## [THE TASK]
Copy word for word the part of the SCD2 nightly dimension text that opens with the words containing "#### Step 1: Gate" and closes with "are already out.".

## [PASSAGE SHOWN]
━━━━━━━━━━━━━━━━

# Every Version of You

Canonical URL: <https://datadriven.io/problems/every-version-of-you-scd2-nightly-dimension>

Domain: Pipeline Design · Difficulty: medium · Seniority: mid

## Problem

A retail bank rebuilds its customer dimension every night from a 400M-row account-state extract, and analysts need every change to an account preserved as its own dated version rather than overwritten. The build has to finish before the 7am reporting window even though a few corporate accounts each generate millions of change records, and it can only start once the upstream extract job signals it has landed. Lately the run has been blowing past 7am on nights when those heavy accounts churn.

## Worked solution and explanation

### Why this problem exists in real interviews

This is an SCD Type 2 merge dressed up as a nightly dimension build, and the trap is treating it as a daily overwrite. Anyone can write 'rebuild the customer dimension from the extract'; the skill being probed is whether you close the prior version and open a new one for only the rows that changed, keep the history queryable point-in-time, and do it before 7am when a few corporate accounts each dump millions of change records into one task. Overwrite the table and you delete every past version analysts need for regulatory joins. Merge naively and one hot account stretches a single task for hours while the cluster sits idle.

The default reach is a full-table compare: read all 400M rows, diff against the current dimension, and rewrite. It works on a quiet night and quietly misses the SLA on a busy one, because the join skews on the handful of accounts that generate most of the change volume. More compute doesn't help: the work is concentrated on one key, not spread thin across many.

> **Trick to Solving**
>
> An SCD2 pipeline is correct when three things hold at once: only changed rows version, the merge survives a re-run, and the hot keys don't own a single task.
> 
> 1. Detect change by hashing the tracked attributes, so the merge touches the few million rows that actually changed, not all 400M.
> 2. Salt the merge key on the known hot accounts so their records spread across tasks instead of piling onto one.
> 3. Build into a staging table and publish with a partition overwrite, so a failed night re-runs to the same result with no duplicate open versions.

---

### Walk the requirements

#### Step 1: Gate the merge on the extract, not the clock

The merge can only start once the upstream account-state extract has landed, and the extract slips from 2am to 4am on bad nights. The orchestration layer waits on a completion signal (a sensor or task dependency), then runs, and raises an alert before 7am if the run is at risk. Schedule the merge on a fixed clock time instead and on slip nights it reads a half-written extract and produces a wrong dimension nobody catches until the reports are already out.

━━━━━━━━━━━━━━━━

## [RECORDS SHOWN]
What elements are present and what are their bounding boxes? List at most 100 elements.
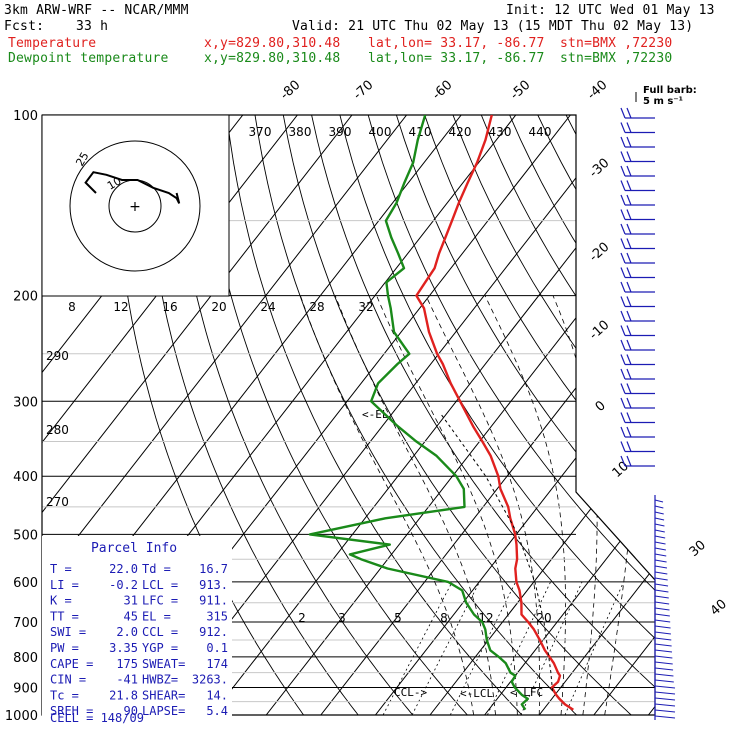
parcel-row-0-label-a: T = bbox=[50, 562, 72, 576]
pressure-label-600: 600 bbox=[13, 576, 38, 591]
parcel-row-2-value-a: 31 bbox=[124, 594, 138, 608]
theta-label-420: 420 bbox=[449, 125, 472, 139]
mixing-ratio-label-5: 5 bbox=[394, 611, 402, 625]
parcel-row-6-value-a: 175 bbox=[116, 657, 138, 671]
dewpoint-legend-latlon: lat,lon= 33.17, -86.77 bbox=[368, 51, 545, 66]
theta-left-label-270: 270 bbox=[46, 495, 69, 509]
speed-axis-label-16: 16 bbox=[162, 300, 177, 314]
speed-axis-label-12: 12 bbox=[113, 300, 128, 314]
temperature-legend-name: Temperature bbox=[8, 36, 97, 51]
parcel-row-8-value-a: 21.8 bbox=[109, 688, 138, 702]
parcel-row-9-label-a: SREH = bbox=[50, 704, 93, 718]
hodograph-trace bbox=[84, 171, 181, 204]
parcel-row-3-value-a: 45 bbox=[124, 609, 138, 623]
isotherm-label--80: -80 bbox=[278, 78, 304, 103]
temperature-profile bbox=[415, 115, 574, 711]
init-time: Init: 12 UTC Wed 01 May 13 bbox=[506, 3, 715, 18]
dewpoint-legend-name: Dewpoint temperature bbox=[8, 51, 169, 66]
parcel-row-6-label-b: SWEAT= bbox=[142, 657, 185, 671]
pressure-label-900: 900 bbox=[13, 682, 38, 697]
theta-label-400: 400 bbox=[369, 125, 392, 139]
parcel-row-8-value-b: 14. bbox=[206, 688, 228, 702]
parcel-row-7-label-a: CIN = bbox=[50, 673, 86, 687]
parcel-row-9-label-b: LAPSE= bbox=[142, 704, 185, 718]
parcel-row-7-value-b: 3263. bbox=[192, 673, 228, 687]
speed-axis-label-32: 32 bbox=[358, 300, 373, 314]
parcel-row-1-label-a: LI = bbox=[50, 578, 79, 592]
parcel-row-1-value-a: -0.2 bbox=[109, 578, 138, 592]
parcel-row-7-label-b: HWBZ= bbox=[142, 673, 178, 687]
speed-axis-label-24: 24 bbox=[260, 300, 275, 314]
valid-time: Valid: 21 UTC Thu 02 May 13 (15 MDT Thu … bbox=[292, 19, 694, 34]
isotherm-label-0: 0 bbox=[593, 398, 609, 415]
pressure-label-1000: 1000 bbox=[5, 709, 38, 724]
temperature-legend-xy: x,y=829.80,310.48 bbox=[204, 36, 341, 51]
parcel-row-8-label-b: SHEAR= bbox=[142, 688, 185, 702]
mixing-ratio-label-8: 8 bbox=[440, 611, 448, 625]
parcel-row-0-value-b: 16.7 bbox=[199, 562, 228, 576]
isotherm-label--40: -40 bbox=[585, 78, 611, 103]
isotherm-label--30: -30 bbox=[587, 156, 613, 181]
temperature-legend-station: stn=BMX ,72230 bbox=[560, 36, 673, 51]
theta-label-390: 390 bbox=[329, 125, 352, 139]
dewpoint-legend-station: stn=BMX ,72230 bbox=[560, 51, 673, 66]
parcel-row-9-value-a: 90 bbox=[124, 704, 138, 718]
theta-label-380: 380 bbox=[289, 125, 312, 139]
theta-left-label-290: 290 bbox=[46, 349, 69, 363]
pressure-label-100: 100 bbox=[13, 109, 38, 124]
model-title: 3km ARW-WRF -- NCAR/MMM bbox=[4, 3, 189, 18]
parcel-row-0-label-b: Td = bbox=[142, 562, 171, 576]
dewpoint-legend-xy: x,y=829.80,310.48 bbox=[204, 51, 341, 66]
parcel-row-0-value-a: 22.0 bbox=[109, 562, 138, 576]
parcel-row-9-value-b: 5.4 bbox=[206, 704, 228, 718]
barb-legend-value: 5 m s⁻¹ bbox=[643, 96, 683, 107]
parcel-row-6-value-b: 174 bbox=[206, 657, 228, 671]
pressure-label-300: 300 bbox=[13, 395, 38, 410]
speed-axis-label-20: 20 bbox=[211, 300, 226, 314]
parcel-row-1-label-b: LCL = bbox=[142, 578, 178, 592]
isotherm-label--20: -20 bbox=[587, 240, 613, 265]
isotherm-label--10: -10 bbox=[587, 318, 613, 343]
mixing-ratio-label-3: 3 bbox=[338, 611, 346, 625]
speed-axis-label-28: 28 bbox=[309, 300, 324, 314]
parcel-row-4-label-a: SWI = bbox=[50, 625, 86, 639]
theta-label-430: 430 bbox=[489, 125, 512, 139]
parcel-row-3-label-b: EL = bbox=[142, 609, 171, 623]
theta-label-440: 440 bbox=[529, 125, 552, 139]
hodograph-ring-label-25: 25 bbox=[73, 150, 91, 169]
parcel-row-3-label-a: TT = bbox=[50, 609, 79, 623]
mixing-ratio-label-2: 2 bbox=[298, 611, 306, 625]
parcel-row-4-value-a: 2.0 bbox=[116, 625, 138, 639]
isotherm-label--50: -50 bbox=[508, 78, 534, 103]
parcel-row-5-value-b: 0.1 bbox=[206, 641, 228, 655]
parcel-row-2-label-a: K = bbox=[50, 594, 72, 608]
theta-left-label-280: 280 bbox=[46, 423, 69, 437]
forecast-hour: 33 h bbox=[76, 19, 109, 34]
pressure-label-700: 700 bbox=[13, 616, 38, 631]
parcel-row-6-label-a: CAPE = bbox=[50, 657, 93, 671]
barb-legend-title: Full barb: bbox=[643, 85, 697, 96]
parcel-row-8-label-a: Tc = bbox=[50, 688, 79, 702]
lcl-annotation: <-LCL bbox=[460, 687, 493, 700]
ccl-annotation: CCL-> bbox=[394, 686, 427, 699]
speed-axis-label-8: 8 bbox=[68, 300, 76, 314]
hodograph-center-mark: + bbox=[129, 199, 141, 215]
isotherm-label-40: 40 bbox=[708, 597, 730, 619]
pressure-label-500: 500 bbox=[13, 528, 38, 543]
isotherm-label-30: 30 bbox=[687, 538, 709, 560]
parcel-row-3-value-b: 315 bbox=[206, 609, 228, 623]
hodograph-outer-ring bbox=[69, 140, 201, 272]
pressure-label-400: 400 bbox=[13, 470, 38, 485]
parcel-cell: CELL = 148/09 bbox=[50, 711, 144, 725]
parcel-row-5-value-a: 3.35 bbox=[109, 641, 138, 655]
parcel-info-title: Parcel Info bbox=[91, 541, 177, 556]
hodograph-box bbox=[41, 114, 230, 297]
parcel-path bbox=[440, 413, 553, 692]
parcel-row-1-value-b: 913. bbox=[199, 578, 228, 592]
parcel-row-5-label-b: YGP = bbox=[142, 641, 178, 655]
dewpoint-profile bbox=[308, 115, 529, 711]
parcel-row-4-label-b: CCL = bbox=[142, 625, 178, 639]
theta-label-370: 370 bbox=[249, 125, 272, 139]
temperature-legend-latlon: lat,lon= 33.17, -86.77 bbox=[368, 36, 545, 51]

━━━━━━━━━━━━━━━━

## [REPLY]
#### Step 1: Gate the merge on the extract, not the clock

The merge can only start once the upstream account-state extract has landed, and the extract slips from 2am to 4am on bad nights. The orchestration layer waits on a completion signal (a sensor or task dependency), then runs, and raises an alert before 7am if the run is at risk. Schedule the merge on a fixed clock time instead and on slip nights it reads a half-written extract and produces a wrong dimension nobody catches until the reports are already out.